Copy every line, leaving nothing out and adding nothing.
————————
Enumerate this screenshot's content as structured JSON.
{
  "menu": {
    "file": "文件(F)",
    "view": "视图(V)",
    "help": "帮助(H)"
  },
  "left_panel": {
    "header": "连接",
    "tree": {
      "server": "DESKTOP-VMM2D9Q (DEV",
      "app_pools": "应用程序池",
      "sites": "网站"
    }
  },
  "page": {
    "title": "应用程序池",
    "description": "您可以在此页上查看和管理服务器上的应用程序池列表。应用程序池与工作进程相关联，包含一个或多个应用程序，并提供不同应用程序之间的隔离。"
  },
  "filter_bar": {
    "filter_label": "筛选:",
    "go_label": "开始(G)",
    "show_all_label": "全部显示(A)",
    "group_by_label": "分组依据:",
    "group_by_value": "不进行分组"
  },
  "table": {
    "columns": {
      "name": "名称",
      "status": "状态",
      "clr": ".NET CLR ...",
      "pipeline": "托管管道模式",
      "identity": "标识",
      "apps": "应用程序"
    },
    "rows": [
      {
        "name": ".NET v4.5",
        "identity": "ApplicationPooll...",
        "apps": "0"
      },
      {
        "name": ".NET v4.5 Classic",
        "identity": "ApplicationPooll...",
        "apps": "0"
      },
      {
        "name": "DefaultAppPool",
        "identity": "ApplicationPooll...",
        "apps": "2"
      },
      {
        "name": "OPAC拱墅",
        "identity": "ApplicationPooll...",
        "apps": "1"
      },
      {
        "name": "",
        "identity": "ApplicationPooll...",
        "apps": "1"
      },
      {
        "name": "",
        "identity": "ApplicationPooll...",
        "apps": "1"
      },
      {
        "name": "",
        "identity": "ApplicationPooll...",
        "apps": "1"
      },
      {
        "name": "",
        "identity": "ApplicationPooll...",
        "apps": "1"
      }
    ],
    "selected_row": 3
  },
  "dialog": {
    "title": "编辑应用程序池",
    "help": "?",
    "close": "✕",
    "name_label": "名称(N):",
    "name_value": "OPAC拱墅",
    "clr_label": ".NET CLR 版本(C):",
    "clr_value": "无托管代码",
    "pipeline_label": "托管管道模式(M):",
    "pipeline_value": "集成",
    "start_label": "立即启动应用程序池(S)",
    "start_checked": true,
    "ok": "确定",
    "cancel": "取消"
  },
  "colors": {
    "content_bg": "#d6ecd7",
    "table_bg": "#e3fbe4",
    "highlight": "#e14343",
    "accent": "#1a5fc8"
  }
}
————————
→ **Answer to this task**
Enumerate this screenshot's content as structured JSON.
{
  "menu": {
    "file": "文件(F)",
    "view": "视图(V)",
    "help": "帮助(H)"
  },
  "left_panel": {
    "header": "连接",
    "tree": {
      "server": "DESKTOP-VMM2D9Q (DEV",
      "app_pools": "应用程序池",
      "sites": "网站"
    }
  },
  "page": {
    "title": "应用程序池",
    "description": "您可以在此页上查看和管理服务器上的应用程序池列表。应用程序池与工作进程相关联，包含一个或多个应用程序，并提供不同应用程序之间的隔离。"
  },
  "filter_bar": {
    "filter_label": "筛选:",
    "go_label": "开始(G)",
    "show_all_label": "全部显示(A)",
    "group_by_label": "分组依据:",
    "group_by_value": "不进行分组"
  },
  "table": {
    "columns": {
      "name": "名称",
      "status": "状态",
      "clr": ".NET CLR ...",
      "pipeline": "托管管道模式",
      "identity": "标识",
      "apps": "应用程序"
    },
    "rows": [
      {
        "name": ".NET v4.5",
        "identity": "ApplicationPooll...",
        "apps": "0"
      },
      {
        "name": ".NET v4.5 Classic",
        "identity": "ApplicationPooll...",
        "apps": "0"
      },
      {
        "name": "DefaultAppPool",
        "identity": "ApplicationPooll...",
        "apps": "2"
      },
      {
        "name": "OPAC拱墅",
        "identity": "ApplicationPooll...",
        "apps": "1"
      },
      {
        "name": "",
        "identity": "ApplicationPooll...",
        "apps": "1"
      },
      {
        "name": "",
        "identity": "ApplicationPooll...",
        "apps": "1"
      },
      {
        "name": "",
        "identity": "ApplicationPooll...",
        "apps": "1"
      },
      {
        "name": "",
        "identity": "ApplicationPooll...",
        "apps": "1"
      }
    ],
    "selected_row": 3
  },
  "dialog": {
    "title": "编辑应用程序池",
    "help": "?",
    "close": "✕",
    "name_label": "名称(N):",
    "name_value": "OPAC拱墅",
    "clr_label": ".NET CLR 版本(C):",
    "clr_value": "无托管代码",
    "pipeline_label": "托管管道模式(M):",
    "pipeline_value": "集成",
    "start_label": "立即启动应用程序池(S)",
    "start_checked": true,
    "ok": "确定",
    "cancel": "取消"
  },
  "colors": {
    "content_bg": "#d6ecd7",
    "table_bg": "#e3fbe4",
    "highlight": "#e14343",
    "accent": "#1a5fc8"
  }
}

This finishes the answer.